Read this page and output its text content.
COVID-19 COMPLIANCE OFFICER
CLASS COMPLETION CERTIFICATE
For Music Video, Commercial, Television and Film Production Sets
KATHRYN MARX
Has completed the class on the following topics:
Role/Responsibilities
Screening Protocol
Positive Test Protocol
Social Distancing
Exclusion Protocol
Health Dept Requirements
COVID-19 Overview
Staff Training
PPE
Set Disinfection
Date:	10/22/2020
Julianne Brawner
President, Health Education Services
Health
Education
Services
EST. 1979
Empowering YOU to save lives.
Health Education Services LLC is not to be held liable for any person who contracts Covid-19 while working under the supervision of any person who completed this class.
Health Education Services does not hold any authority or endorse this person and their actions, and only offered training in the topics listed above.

========================

-- PROBLEM TO SOLVE --
Please quote the data above in full, with no line missing.

-- EXPECTED ANSWER --
Read this page and output its text content.
COVID-19 COMPLIANCE OFFICER
CLASS COMPLETION CERTIFICATE
For Music Video, Commercial, Television and Film Production Sets
KATHRYN MARX
Has completed the class on the following topics:
Role/Responsibilities
Screening Protocol
Positive Test Protocol
Social Distancing
Exclusion Protocol
Health Dept Requirements
COVID-19 Overview
Staff Training
PPE
Set Disinfection
Date:	10/22/2020
Julianne Brawner
President, Health Education Services
Health
Education
Services
EST. 1979
Empowering YOU to save lives.
Health Education Services LLC is not to be held liable for any person who contracts Covid-19 while working under the supervision of any person who completed this class.
Health Education Services does not hold any authority or endorse this person and their actions, and only offered training in the topics listed above.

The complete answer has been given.